• [Written instruction]
Print the records below word for word, but leave out the pictures.

• [Provided material]
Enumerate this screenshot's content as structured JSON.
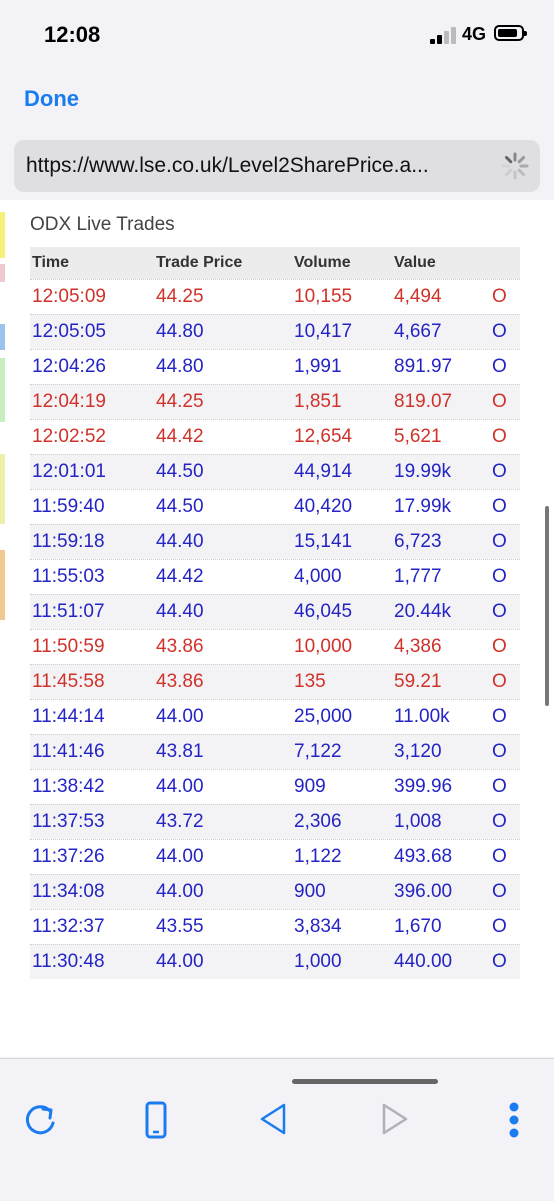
{
  "status_bar": {
    "time": "12:08",
    "network": "4G"
  },
  "nav": {
    "done_label": "Done"
  },
  "url_bar": {
    "url": "https://www.lse.co.uk/Level2SharePrice.a..."
  },
  "trades": {
    "title": "ODX Live Trades",
    "headers": [
      "Time",
      "Trade Price",
      "Volume",
      "Value"
    ],
    "rows": [
      {
        "time": "12:05:09",
        "price": "44.25",
        "volume": "10,155",
        "value": "4,494",
        "flag": "O",
        "color": "red"
      },
      {
        "time": "12:05:05",
        "price": "44.80",
        "volume": "10,417",
        "value": "4,667",
        "flag": "O",
        "color": "blue"
      },
      {
        "time": "12:04:26",
        "price": "44.80",
        "volume": "1,991",
        "value": "891.97",
        "flag": "O",
        "color": "blue"
      },
      {
        "time": "12:04:19",
        "price": "44.25",
        "volume": "1,851",
        "value": "819.07",
        "flag": "O",
        "color": "red"
      },
      {
        "time": "12:02:52",
        "price": "44.42",
        "volume": "12,654",
        "value": "5,621",
        "flag": "O",
        "color": "red"
      },
      {
        "time": "12:01:01",
        "price": "44.50",
        "volume": "44,914",
        "value": "19.99k",
        "flag": "O",
        "color": "blue"
      },
      {
        "time": "11:59:40",
        "price": "44.50",
        "volume": "40,420",
        "value": "17.99k",
        "flag": "O",
        "color": "blue"
      },
      {
        "time": "11:59:18",
        "price": "44.40",
        "volume": "15,141",
        "value": "6,723",
        "flag": "O",
        "color": "blue"
      },
      {
        "time": "11:55:03",
        "price": "44.42",
        "volume": "4,000",
        "value": "1,777",
        "flag": "O",
        "color": "blue"
      },
      {
        "time": "11:51:07",
        "price": "44.40",
        "volume": "46,045",
        "value": "20.44k",
        "flag": "O",
        "color": "blue"
      },
      {
        "time": "11:50:59",
        "price": "43.86",
        "volume": "10,000",
        "value": "4,386",
        "flag": "O",
        "color": "red"
      },
      {
        "time": "11:45:58",
        "price": "43.86",
        "volume": "135",
        "value": "59.21",
        "flag": "O",
        "color": "red"
      },
      {
        "time": "11:44:14",
        "price": "44.00",
        "volume": "25,000",
        "value": "11.00k",
        "flag": "O",
        "color": "blue"
      },
      {
        "time": "11:41:46",
        "price": "43.81",
        "volume": "7,122",
        "value": "3,120",
        "flag": "O",
        "color": "blue"
      },
      {
        "time": "11:38:42",
        "price": "44.00",
        "volume": "909",
        "value": "399.96",
        "flag": "O",
        "color": "blue"
      },
      {
        "time": "11:37:53",
        "price": "43.72",
        "volume": "2,306",
        "value": "1,008",
        "flag": "O",
        "color": "blue"
      },
      {
        "time": "11:37:26",
        "price": "44.00",
        "volume": "1,122",
        "value": "493.68",
        "flag": "O",
        "color": "blue"
      },
      {
        "time": "11:34:08",
        "price": "44.00",
        "volume": "900",
        "value": "396.00",
        "flag": "O",
        "color": "blue"
      },
      {
        "time": "11:32:37",
        "price": "43.55",
        "volume": "3,834",
        "value": "1,670",
        "flag": "O",
        "color": "blue"
      },
      {
        "time": "11:30:48",
        "price": "44.00",
        "volume": "1,000",
        "value": "440.00",
        "flag": "O",
        "color": "blue"
      }
    ]
  },
  "colors": {
    "accent": "#1a7cf0",
    "buy": "#2424c4",
    "sell": "#d0322a"
  },
  "toolbar": {
    "icons": [
      "reload-icon",
      "phone-icon",
      "back-icon",
      "forward-icon",
      "more-icon"
    ]
  }
}
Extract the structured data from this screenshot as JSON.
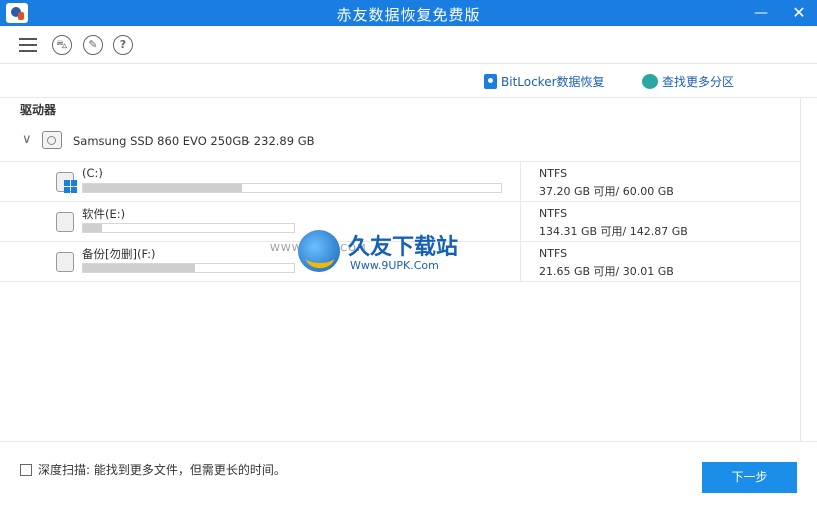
{
  "window": {
    "title": "赤友数据恢复免费版",
    "minimize": "—",
    "close": "✕"
  },
  "toolbar": {
    "icons": [
      "menu-icon",
      "cart-icon",
      "wrench-icon",
      "help-icon"
    ],
    "help_glyph": "?"
  },
  "actions": {
    "bitlocker": "BitLocker数据恢复",
    "find_partitions": "查找更多分区"
  },
  "section": {
    "drives_label": "驱动器"
  },
  "disk": {
    "name": "Samsung SSD 860 EVO 250GB",
    "size": "- 232.89 GB"
  },
  "partitions": [
    {
      "name": "(C:)",
      "fs": "NTFS",
      "space": "37.20 GB 可用/ 60.00 GB",
      "used_fraction": 0.38,
      "bar_width": 420,
      "system": true
    },
    {
      "name": "软件(E:)",
      "fs": "NTFS",
      "space": "134.31 GB 可用/ 142.87 GB",
      "used_fraction": 0.09,
      "bar_width": 213,
      "system": false
    },
    {
      "name": "备份[勿删](F:)",
      "fs": "NTFS",
      "space": "21.65 GB 可用/ 30.01 GB",
      "used_fraction": 0.53,
      "bar_width": 213,
      "system": false
    }
  ],
  "footer": {
    "deep_scan_label": "深度扫描:",
    "deep_scan_desc": " 能找到更多文件，但需更长的时间。",
    "next_label": "下一步"
  },
  "watermark": {
    "url_left": "WWW.9UPK.COM",
    "name": "久友下载站",
    "url": "Www.9UPK.Com"
  },
  "colors": {
    "titlebar": "#1a7de1",
    "link": "#1a5fb4",
    "button": "#1a8ee8"
  }
}
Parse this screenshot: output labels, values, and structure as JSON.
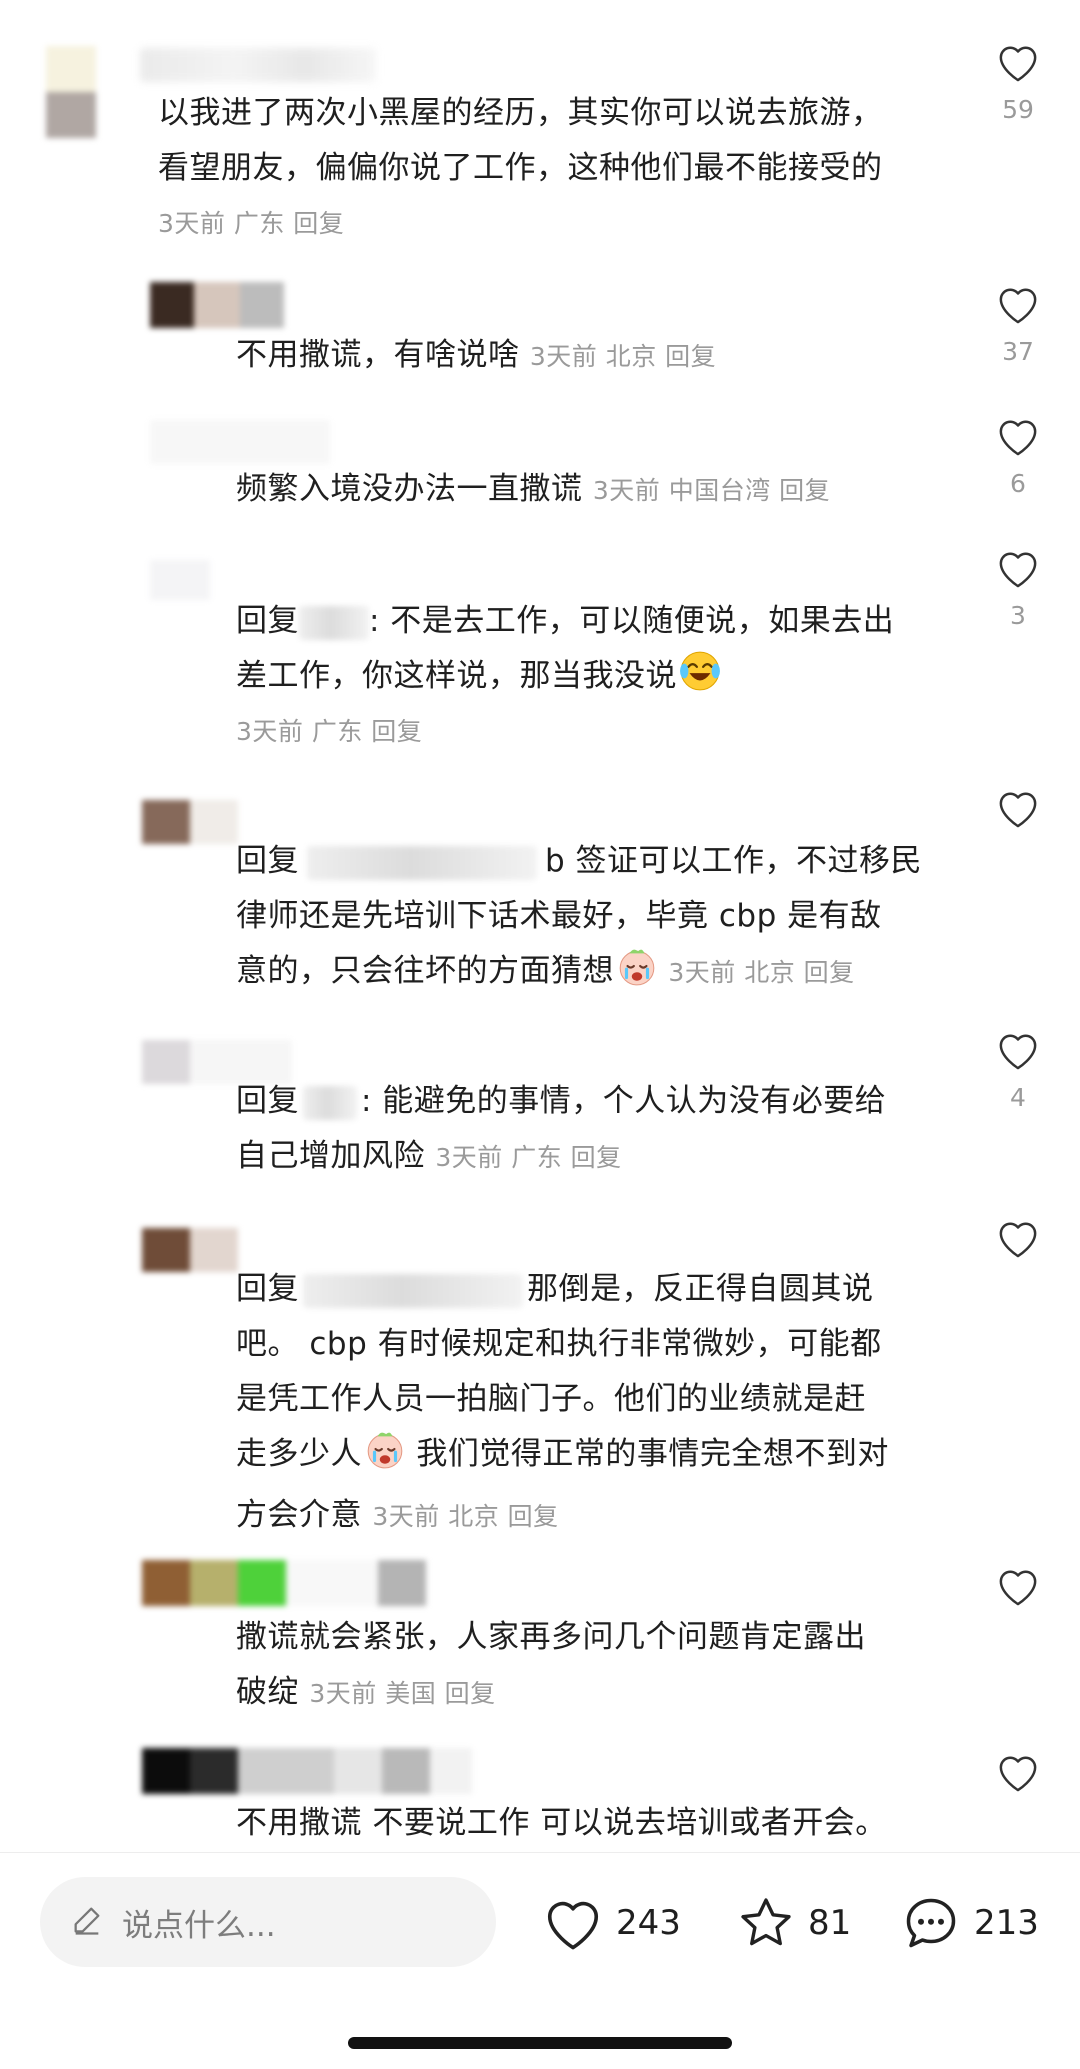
{
  "comments": [
    {
      "lines": [
        "以我进了两次小黑屋的经历，其实你可以说去旅游，",
        "看望朋友，偏偏你说了工作，这种他们最不能接受的"
      ],
      "meta": "3天前 广东 回复",
      "likes": "59"
    },
    {
      "text": "不用撒谎，有啥说啥",
      "meta": "3天前 北京 回复",
      "likes": "37"
    },
    {
      "text": "频繁入境没办法一直撒谎",
      "meta": "3天前 中国台湾 回复",
      "likes": "6"
    },
    {
      "prefix": "回复",
      "line1": ": 不是去工作，可以随便说，如果去出",
      "line2": "差工作，你这样说，那当我没说",
      "meta": "3天前 广东 回复",
      "likes": "3",
      "emoji": "laughing-tears-emoji"
    },
    {
      "prefix": "回复",
      "line1": "b 签证可以工作，不过移民",
      "line2": "律师还是先培训下话术最好，毕竟 cbp 是有敌",
      "line3": "意的，只会往坏的方面猜想",
      "meta": "3天前 北京 回复",
      "likes": "",
      "emoji": "crying-face-emoji"
    },
    {
      "prefix": "回复",
      "line1": ": 能避免的事情，个人认为没有必要给",
      "line2": "自己增加风险",
      "meta": "3天前 广东 回复",
      "likes": "4"
    },
    {
      "prefix": "回复",
      "line1": "那倒是，反正得自圆其说",
      "line2": "吧。 cbp 有时候规定和执行非常微妙，可能都",
      "line3": "是凭工作人员一拍脑门子。他们的业绩就是赶",
      "line4a": "走多少人",
      "line4b": " 我们觉得正常的事情完全想不到对",
      "line5": "方会介意",
      "meta": "3天前 北京 回复",
      "likes": "",
      "emoji": "crying-face-emoji"
    },
    {
      "line1": "撒谎就会紧张，人家再多问几个问题肯定露出",
      "line2": "破绽",
      "meta": "3天前 美国 回复",
      "likes": ""
    },
    {
      "text": "不用撒谎 不要说工作 可以说去培训或者开会。",
      "likes": ""
    }
  ],
  "bottom": {
    "placeholder": "说点什么...",
    "likes": "243",
    "favorites": "81",
    "comments": "213"
  },
  "colors": {
    "text": "#1f1f1f",
    "meta": "#9a9a9a",
    "background": "#ffffff",
    "input_bg": "#f3f3f3"
  }
}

• [Worked solution]
Enumerate this screenshot's content as structured JSON.
{
  "status_bar": {
    "time": "12:08",
    "network": "4G"
  },
  "nav": {
    "done_label": "Done"
  },
  "url_bar": {
    "url": "https://www.lse.co.uk/Level2SharePrice.a..."
  },
  "trades": {
    "title": "ODX Live Trades",
    "headers": [
      "Time",
      "Trade Price",
      "Volume",
      "Value"
    ],
    "rows": [
      {
        "time": "12:05:09",
        "price": "44.25",
        "volume": "10,155",
        "value": "4,494",
        "flag": "O",
        "color": "red"
      },
      {
        "time": "12:05:05",
        "price": "44.80",
        "volume": "10,417",
        "value": "4,667",
        "flag": "O",
        "color": "blue"
      },
      {
        "time": "12:04:26",
        "price": "44.80",
        "volume": "1,991",
        "value": "891.97",
        "flag": "O",
        "color": "blue"
      },
      {
        "time": "12:04:19",
        "price": "44.25",
        "volume": "1,851",
        "value": "819.07",
        "flag": "O",
        "color": "red"
      },
      {
        "time": "12:02:52",
        "price": "44.42",
        "volume": "12,654",
        "value": "5,621",
        "flag": "O",
        "color": "red"
      },
      {
        "time": "12:01:01",
        "price": "44.50",
        "volume": "44,914",
        "value": "19.99k",
        "flag": "O",
        "color": "blue"
      },
      {
        "time": "11:59:40",
        "price": "44.50",
        "volume": "40,420",
        "value": "17.99k",
        "flag": "O",
        "color": "blue"
      },
      {
        "time": "11:59:18",
        "price": "44.40",
        "volume": "15,141",
        "value": "6,723",
        "flag": "O",
        "color": "blue"
      },
      {
        "time": "11:55:03",
        "price": "44.42",
        "volume": "4,000",
        "value": "1,777",
        "flag": "O",
        "color": "blue"
      },
      {
        "time": "11:51:07",
        "price": "44.40",
        "volume": "46,045",
        "value": "20.44k",
        "flag": "O",
        "color": "blue"
      },
      {
        "time": "11:50:59",
        "price": "43.86",
        "volume": "10,000",
        "value": "4,386",
        "flag": "O",
        "color": "red"
      },
      {
        "time": "11:45:58",
        "price": "43.86",
        "volume": "135",
        "value": "59.21",
        "flag": "O",
        "color": "red"
      },
      {
        "time": "11:44:14",
        "price": "44.00",
        "volume": "25,000",
        "value": "11.00k",
        "flag": "O",
        "color": "blue"
      },
      {
        "time": "11:41:46",
        "price": "43.81",
        "volume": "7,122",
        "value": "3,120",
        "flag": "O",
        "color": "blue"
      },
      {
        "time": "11:38:42",
        "price": "44.00",
        "volume": "909",
        "value": "399.96",
        "flag": "O",
        "color": "blue"
      },
      {
        "time": "11:37:53",
        "price": "43.72",
        "volume": "2,306",
        "value": "1,008",
        "flag": "O",
        "color": "blue"
      },
      {
        "time": "11:37:26",
        "price": "44.00",
        "volume": "1,122",
        "value": "493.68",
        "flag": "O",
        "color": "blue"
      },
      {
        "time": "11:34:08",
        "price": "44.00",
        "volume": "900",
        "value": "396.00",
        "flag": "O",
        "color": "blue"
      },
      {
        "time": "11:32:37",
        "price": "43.55",
        "volume": "3,834",
        "value": "1,670",
        "flag": "O",
        "color": "blue"
      },
      {
        "time": "11:30:48",
        "price": "44.00",
        "volume": "1,000",
        "value": "440.00",
        "flag": "O",
        "color": "blue"
      }
    ]
  },
  "colors": {
    "accent": "#1a7cf0",
    "buy": "#2424c4",
    "sell": "#d0322a"
  },
  "toolbar": {
    "icons": [
      "reload-icon",
      "phone-icon",
      "back-icon",
      "forward-icon",
      "more-icon"
    ]
  }
}
Extract the structured data from this screenshot as JSON.
{
  "window": {
    "title": "赤友数据恢复免费版",
    "minimize": "—",
    "close": "✕"
  },
  "toolbar": {
    "icons": [
      "menu-icon",
      "cart-icon",
      "wrench-icon",
      "help-icon"
    ],
    "help_glyph": "?"
  },
  "actions": {
    "bitlocker": "BitLocker数据恢复",
    "find_partitions": "查找更多分区"
  },
  "section": {
    "drives_label": "驱动器"
  },
  "disk": {
    "name": "Samsung SSD 860 EVO 250GB",
    "size": "- 232.89 GB"
  },
  "partitions": [
    {
      "name": "(C:)",
      "fs": "NTFS",
      "space": "37.20 GB 可用/ 60.00 GB",
      "used_fraction": 0.38,
      "bar_width": 420,
      "system": true
    },
    {
      "name": "软件(E:)",
      "fs": "NTFS",
      "space": "134.31 GB 可用/ 142.87 GB",
      "used_fraction": 0.09,
      "bar_width": 213,
      "system": false
    },
    {
      "name": "备份[勿删](F:)",
      "fs": "NTFS",
      "space": "21.65 GB 可用/ 30.01 GB",
      "used_fraction": 0.53,
      "bar_width": 213,
      "system": false
    }
  ],
  "footer": {
    "deep_scan_label": "深度扫描:",
    "deep_scan_desc": " 能找到更多文件，但需更长的时间。",
    "next_label": "下一步"
  },
  "watermark": {
    "url_left": "WWW.9UPK.COM",
    "name": "久友下载站",
    "url": "Www.9UPK.Com"
  },
  "colors": {
    "titlebar": "#1a7de1",
    "link": "#1a5fb4",
    "button": "#1a8ee8"
  }
}
Parse this screenshot: output labels, values, and structure as JSON.
{
  "comments": [
    {
      "lines": [
        "以我进了两次小黑屋的经历，其实你可以说去旅游，",
        "看望朋友，偏偏你说了工作，这种他们最不能接受的"
      ],
      "meta": "3天前 广东 回复",
      "likes": "59"
    },
    {
      "text": "不用撒谎，有啥说啥",
      "meta": "3天前 北京 回复",
      "likes": "37"
    },
    {
      "text": "频繁入境没办法一直撒谎",
      "meta": "3天前 中国台湾 回复",
      "likes": "6"
    },
    {
      "prefix": "回复",
      "line1": ": 不是去工作，可以随便说，如果去出",
      "line2": "差工作，你这样说，那当我没说",
      "meta": "3天前 广东 回复",
      "likes": "3",
      "emoji": "laughing-tears-emoji"
    },
    {
      "prefix": "回复",
      "line1": "b 签证可以工作，不过移民",
      "line2": "律师还是先培训下话术最好，毕竟 cbp 是有敌",
      "line3": "意的，只会往坏的方面猜想",
      "meta": "3天前 北京 回复",
      "likes": "",
      "emoji": "crying-face-emoji"
    },
    {
      "prefix": "回复",
      "line1": ": 能避免的事情，个人认为没有必要给",
      "line2": "自己增加风险",
      "meta": "3天前 广东 回复",
      "likes": "4"
    },
    {
      "prefix": "回复",
      "line1": "那倒是，反正得自圆其说",
      "line2": "吧。 cbp 有时候规定和执行非常微妙，可能都",
      "line3": "是凭工作人员一拍脑门子。他们的业绩就是赶",
      "line4a": "走多少人",
      "line4b": " 我们觉得正常的事情完全想不到对",
      "line5": "方会介意",
      "meta": "3天前 北京 回复",
      "likes": "",
      "emoji": "crying-face-emoji"
    },
    {
      "line1": "撒谎就会紧张，人家再多问几个问题肯定露出",
      "line2": "破绽",
      "meta": "3天前 美国 回复",
      "likes": ""
    },
    {
      "text": "不用撒谎 不要说工作 可以说去培训或者开会。",
      "likes": ""
    }
  ],
  "bottom": {
    "placeholder": "说点什么...",
    "likes": "243",
    "favorites": "81",
    "comments": "213"
  },
  "colors": {
    "text": "#1f1f1f",
    "meta": "#9a9a9a",
    "background": "#ffffff",
    "input_bg": "#f3f3f3"
  }
}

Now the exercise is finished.